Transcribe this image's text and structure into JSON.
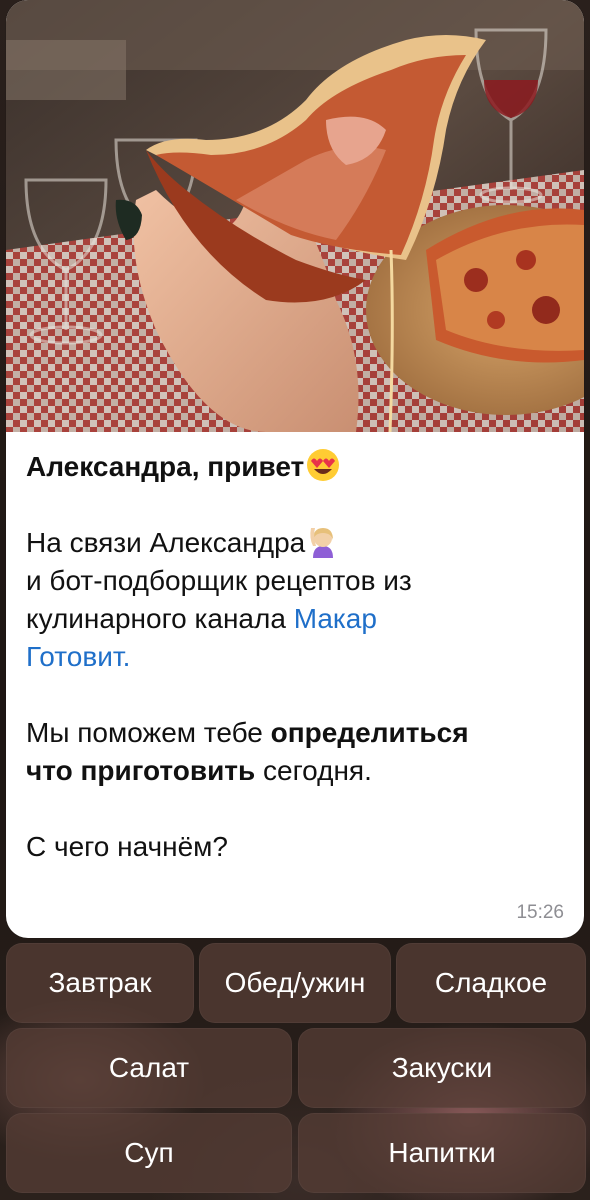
{
  "message": {
    "image_alt": "Slice of pizza held in hand",
    "title": "Александра, привет",
    "title_emoji": "heart-eyes-emoji",
    "p1_line1": "На связи Александра",
    "p1_emoji": "woman-raising-hand-emoji",
    "p1_line2": "и бот-подборщик рецептов из",
    "p1_line3": "кулинарного канала ",
    "channel_link_part1": "Макар",
    "channel_link_part2": "Готовит.",
    "p2_part1": "Мы поможем тебе ",
    "p2_bold1": "определиться",
    "p2_bold2": "что приготовить",
    "p2_part2": " сегодня.",
    "p3": "С чего начнём?",
    "time": "15:26"
  },
  "keyboard": {
    "row1": [
      "Завтрак",
      "Обед/ужин",
      "Сладкое"
    ],
    "row2": [
      "Салат",
      "Закуски"
    ],
    "row3": [
      "Суп",
      "Напитки"
    ]
  },
  "colors": {
    "link": "#1f6fc9",
    "button_bg": "#543c34",
    "bubble_bg": "#ffffff",
    "time": "#8e8e93"
  }
}
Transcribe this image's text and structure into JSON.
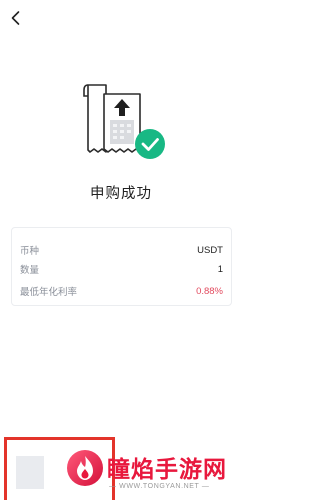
{
  "nav": {
    "back_icon": "chevron-left-icon"
  },
  "result": {
    "icon": "receipt-success-icon",
    "status_color": "#18b884",
    "title": "申购成功"
  },
  "details": [
    {
      "label": "币种",
      "value": "USDT"
    },
    {
      "label": "数量",
      "value": "1"
    },
    {
      "label": "最低年化利率",
      "value": "0.88%",
      "value_color": "#e24a5e"
    }
  ],
  "watermark": {
    "name": "瞳焰手游网",
    "url": "— WWW.TONGYAN.NET —",
    "color": "#e8183d"
  }
}
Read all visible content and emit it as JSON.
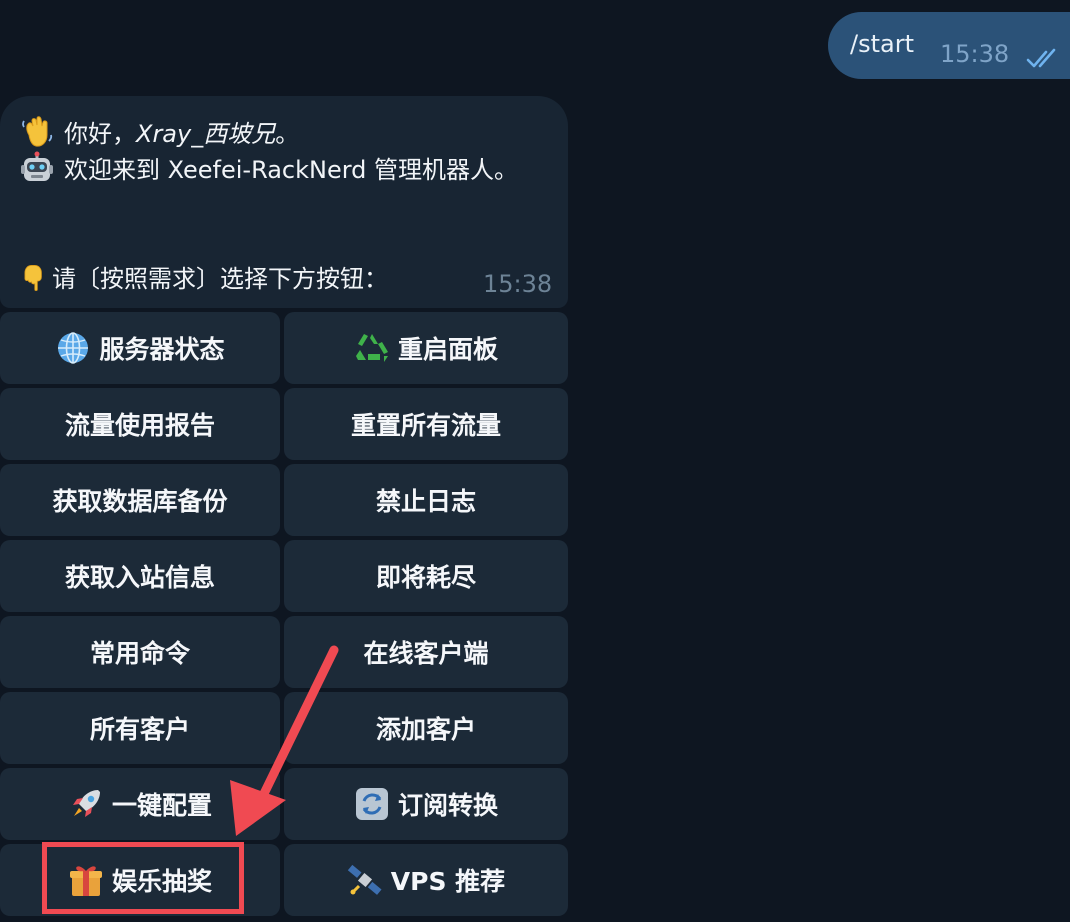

#### DO THIS
From the records above, copy every line that holds the word "emoji".

#### IN RESPONSE
    "title_emoji": "heart-eyes-emoji",
    "p1_emoji": "woman-raising-hand-emoji",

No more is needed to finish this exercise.